Given text below:

Town hall in Saint-Pierre, Réunion, France

The Hôtel de Ville (/fr/, City Hall) is a municipal building in Saint-Pierre, Réunion, in the Indian Ocean, standing on Rue Meziaire Guignard. It was designated a monument historique by the French government in 1982.

==History==
In 1735, the governor of Réunion, Bertrand-François Mahé de La Bourdonnais, appointed Gabriel Dejean as the new head of the Saint-Pierre district. In March 1736, Dejean published a plan for the redevelopment of the town centre with new roads and buildings. As part of this plan, a new coffee store to be operated by the French Indies Company was authorised by Cyr Honoré de Crémont, who was the local intendant and, as such, the king's representative in the town. Construction started in 1751, but progress was slow: it was built in rubble masonry with a cement render, but it was only after pressure from local coffee merchants that the building was completed in 1773.

The design involved a rectangular building, located not far from the harbour of Saint-Pierre. It would originally have had a flat roof made of "argamasse", a type of mortar developed by the French East India Company by mixing sand, crushed brick, lime, egg whites, curdled milk and fats, so that the roof could be used for drying coffee beans.

End of Given text.
Data section below:

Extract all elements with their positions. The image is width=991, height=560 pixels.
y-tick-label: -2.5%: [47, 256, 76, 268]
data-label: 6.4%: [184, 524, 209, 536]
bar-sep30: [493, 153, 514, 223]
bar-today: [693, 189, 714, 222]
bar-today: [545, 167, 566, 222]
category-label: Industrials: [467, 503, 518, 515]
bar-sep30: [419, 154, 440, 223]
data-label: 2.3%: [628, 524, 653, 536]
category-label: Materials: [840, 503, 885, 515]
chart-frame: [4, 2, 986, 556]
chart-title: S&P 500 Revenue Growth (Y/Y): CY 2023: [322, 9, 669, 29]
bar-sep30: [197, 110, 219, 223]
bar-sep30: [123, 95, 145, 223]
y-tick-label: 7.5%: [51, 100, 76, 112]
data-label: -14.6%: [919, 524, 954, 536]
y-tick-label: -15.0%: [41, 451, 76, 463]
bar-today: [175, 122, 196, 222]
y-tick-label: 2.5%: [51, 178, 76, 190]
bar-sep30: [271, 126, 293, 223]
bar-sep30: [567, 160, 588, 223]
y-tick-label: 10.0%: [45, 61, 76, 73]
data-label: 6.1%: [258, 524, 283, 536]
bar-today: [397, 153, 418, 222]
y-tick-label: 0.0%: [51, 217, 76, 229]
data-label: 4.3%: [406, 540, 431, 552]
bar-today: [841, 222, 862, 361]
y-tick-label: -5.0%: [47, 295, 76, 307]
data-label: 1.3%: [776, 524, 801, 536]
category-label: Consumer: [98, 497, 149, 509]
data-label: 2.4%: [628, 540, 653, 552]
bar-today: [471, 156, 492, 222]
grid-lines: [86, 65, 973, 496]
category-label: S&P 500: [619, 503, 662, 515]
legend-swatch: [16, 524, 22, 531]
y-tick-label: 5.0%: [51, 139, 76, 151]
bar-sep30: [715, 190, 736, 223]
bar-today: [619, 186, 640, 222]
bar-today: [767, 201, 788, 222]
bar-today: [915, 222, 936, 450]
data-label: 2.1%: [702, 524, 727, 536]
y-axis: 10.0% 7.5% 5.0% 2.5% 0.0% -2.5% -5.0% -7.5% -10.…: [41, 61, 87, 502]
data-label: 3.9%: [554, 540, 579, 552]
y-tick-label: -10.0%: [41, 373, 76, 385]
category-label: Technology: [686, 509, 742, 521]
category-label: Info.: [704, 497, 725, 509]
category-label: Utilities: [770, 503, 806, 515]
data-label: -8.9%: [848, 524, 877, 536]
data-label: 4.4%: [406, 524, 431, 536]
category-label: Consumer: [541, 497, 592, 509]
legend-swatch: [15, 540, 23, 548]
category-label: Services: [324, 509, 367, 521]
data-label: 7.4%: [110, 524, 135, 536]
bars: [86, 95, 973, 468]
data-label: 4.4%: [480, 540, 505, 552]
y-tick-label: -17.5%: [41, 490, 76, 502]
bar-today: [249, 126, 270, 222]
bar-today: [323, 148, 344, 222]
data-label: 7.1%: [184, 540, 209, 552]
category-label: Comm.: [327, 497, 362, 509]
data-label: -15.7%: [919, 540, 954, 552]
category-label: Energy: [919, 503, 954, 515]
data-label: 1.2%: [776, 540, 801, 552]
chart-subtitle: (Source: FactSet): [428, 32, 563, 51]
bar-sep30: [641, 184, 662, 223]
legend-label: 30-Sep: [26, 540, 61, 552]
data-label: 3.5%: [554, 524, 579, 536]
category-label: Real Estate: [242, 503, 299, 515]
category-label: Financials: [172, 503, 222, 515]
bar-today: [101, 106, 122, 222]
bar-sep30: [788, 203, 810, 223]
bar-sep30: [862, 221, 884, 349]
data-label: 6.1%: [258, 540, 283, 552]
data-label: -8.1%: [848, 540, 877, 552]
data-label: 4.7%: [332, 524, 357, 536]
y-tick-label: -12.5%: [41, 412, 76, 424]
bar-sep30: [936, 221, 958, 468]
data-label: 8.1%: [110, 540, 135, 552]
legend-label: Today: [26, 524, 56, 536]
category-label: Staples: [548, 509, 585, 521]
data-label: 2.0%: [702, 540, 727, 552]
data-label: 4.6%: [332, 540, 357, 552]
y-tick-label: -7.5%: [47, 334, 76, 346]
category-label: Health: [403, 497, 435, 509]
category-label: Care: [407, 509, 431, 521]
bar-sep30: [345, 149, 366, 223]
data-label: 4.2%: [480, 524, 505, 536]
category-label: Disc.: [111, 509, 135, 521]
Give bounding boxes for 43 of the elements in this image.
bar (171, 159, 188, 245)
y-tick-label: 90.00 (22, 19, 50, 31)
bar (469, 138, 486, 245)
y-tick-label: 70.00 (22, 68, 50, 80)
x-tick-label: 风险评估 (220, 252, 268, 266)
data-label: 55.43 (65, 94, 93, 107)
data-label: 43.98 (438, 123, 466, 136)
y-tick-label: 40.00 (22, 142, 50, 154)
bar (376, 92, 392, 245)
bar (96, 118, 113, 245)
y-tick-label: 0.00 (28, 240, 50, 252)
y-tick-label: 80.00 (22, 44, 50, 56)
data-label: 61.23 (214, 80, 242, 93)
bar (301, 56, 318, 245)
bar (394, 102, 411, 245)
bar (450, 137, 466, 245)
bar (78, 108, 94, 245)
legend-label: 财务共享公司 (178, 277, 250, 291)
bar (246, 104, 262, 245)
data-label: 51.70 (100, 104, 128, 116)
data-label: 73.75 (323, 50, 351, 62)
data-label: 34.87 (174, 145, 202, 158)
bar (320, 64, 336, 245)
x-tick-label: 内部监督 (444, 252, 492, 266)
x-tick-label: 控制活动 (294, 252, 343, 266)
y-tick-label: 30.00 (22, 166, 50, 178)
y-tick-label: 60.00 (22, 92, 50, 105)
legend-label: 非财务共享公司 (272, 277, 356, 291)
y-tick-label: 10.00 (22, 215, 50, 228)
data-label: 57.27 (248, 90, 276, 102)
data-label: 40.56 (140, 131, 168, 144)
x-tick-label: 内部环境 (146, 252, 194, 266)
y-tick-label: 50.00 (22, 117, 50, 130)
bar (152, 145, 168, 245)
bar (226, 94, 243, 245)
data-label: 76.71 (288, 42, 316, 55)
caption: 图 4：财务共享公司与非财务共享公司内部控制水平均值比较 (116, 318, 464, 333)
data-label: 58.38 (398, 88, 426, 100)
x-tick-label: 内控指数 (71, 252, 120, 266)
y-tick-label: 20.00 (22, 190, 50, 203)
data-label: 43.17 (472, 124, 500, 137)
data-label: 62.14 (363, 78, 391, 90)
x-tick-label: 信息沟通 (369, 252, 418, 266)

End of Data section.

## Aim of the exercise
Continue the text about the town hall in Saint-Pierre, Réunion, starting after its last sentence.

## Answer to the problem
In 1825, the town council, which had previously operated without a dedicated town hall, decided to use the building as its regular meeting place. The use of the building for municipal purposes was regularised in 1828, when the mayor, Urbain Marin, persuaded the minister for the colonies, Christophe de Chabrol de Crouzol to transfer ownership from the French Government to the town council. Marin then initiated a series of improvements to make the building more appropriate for municipal use. These improvements included replacing the flat roof, which was dilapidated and severely leaking, with a pitched roof. They also included installing a pair of full height pilasters, flanking the central bay, to support a central pediment. The pediment contained a clock and was supported by scrolls, and an octagonal belfry was placed behind it. A landscaping scheme for the area in front of the building, with a fountain designed and manufactured by Fonderies d'Art Ducel in the centre of the garden, was instigated in 1861.

During the municipal elections in August 1913, the building was attacked and ransacked, and the town council was subsequently dissolved by the governor of Réunion, Hubert Auguste Garbit.

A statue by the sculptor, Jean Boucher, intended to commemorate the lives of local service personnel who had died in the First World War, was unveiled at the north end of the garden in the 1920s, and a statue depicting the former politician, François de Mahy, was unveiled at the south end of the garden on 22 July 1934. A programme of works to restore the exterior of the building was completed in 2022.